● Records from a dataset
Start of Block

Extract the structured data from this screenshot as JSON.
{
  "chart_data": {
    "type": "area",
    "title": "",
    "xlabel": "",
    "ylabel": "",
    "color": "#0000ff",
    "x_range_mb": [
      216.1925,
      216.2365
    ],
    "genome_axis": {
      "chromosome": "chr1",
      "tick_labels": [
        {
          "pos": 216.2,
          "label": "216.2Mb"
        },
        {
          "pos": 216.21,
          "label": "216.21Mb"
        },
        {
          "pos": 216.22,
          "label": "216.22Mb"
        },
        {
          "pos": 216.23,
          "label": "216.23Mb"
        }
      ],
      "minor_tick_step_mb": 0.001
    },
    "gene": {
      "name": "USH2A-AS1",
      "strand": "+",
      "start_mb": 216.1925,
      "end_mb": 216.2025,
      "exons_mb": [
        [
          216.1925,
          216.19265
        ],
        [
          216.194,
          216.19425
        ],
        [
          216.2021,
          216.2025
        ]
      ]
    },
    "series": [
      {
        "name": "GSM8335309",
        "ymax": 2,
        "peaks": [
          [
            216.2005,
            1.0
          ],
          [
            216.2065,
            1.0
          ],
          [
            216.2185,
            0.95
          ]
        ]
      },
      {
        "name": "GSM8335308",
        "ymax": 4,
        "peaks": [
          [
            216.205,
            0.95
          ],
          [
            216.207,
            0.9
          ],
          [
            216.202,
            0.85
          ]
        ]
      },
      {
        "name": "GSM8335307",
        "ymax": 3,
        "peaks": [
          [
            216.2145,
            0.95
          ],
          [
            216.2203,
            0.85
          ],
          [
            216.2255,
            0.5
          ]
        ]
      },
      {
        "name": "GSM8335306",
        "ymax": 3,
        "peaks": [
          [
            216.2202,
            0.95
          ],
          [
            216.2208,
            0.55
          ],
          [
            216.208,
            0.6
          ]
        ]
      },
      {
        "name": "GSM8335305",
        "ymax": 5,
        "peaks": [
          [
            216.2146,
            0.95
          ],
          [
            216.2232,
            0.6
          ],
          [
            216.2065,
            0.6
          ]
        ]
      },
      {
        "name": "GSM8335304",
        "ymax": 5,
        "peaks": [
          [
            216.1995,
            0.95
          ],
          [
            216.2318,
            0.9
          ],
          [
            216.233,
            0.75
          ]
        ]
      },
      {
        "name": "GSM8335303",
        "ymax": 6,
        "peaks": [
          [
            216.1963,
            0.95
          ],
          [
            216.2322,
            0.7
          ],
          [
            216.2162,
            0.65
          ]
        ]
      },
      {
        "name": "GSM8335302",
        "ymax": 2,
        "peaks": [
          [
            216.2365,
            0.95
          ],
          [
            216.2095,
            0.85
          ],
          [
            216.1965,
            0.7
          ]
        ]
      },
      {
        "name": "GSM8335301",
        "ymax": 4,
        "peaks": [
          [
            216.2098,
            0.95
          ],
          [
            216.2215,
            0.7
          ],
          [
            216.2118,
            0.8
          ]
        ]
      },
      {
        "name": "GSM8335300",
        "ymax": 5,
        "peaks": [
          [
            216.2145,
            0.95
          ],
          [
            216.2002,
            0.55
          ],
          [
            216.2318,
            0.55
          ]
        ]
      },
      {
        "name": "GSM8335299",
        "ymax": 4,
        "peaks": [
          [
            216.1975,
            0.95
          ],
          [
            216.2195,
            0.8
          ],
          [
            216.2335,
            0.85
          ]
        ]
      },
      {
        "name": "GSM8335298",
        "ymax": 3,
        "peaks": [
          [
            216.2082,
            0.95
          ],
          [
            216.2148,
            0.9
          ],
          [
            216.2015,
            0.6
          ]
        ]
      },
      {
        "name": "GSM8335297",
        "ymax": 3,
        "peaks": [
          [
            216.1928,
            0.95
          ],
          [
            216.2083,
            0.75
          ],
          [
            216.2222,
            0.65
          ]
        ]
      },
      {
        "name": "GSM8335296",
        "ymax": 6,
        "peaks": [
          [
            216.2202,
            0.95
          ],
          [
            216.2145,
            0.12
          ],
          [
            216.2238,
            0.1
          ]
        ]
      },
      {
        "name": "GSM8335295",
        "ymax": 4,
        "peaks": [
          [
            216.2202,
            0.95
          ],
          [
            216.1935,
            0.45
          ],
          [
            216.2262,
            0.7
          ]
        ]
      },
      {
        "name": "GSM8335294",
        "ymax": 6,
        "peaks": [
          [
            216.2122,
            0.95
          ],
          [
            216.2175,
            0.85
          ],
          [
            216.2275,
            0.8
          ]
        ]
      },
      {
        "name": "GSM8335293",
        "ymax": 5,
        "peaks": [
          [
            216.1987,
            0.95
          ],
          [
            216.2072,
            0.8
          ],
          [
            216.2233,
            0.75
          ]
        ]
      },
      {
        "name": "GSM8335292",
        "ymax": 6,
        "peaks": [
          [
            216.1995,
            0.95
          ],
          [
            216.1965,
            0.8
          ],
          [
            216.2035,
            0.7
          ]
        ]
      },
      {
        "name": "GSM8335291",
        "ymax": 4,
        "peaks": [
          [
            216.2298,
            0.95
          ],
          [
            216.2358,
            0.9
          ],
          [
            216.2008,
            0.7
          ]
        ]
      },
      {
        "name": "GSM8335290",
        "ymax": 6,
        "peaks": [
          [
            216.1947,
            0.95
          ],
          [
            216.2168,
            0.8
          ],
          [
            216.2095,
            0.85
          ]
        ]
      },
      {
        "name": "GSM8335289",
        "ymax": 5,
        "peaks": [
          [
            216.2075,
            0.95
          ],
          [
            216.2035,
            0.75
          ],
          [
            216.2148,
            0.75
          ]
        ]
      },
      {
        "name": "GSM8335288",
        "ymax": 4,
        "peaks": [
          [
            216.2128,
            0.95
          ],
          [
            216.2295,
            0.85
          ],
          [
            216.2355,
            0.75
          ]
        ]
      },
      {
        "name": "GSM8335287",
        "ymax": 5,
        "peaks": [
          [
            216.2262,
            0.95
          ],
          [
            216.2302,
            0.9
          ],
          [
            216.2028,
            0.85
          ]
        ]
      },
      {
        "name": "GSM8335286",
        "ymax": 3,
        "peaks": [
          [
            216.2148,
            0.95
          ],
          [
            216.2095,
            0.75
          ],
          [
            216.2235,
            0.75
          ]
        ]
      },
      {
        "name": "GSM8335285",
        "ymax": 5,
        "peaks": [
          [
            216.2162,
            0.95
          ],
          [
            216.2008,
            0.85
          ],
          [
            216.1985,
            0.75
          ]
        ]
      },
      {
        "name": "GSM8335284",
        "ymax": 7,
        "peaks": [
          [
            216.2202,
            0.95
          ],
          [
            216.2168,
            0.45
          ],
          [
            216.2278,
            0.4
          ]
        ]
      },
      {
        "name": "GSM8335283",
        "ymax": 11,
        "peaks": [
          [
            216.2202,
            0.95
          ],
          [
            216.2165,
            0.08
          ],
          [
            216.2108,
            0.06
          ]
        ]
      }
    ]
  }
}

End of Block
Start of Block

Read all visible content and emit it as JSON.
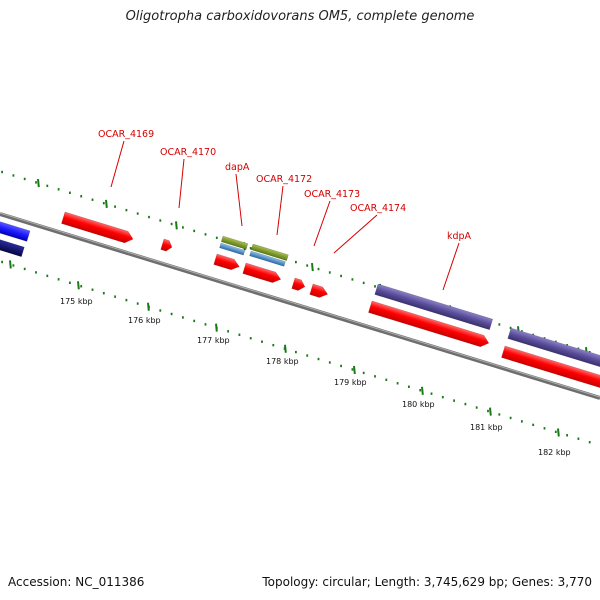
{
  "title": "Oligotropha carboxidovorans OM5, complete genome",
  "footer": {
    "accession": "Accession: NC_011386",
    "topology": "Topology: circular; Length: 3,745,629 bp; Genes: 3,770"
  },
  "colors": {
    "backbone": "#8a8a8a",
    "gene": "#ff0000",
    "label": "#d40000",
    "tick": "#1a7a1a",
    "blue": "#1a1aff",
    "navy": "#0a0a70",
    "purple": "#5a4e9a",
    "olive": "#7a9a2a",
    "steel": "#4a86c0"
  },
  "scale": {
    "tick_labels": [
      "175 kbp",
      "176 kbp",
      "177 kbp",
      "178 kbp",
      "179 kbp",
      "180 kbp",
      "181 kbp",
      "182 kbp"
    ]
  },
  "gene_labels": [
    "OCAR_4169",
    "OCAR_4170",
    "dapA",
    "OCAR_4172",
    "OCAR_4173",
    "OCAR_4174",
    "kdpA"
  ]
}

End of Block

● Task to carry out
If a line in the records contains the word "title", copy it.

● Answer box
    "title": "",
  "title": "Oligotropha carboxidovorans OM5, complete genome",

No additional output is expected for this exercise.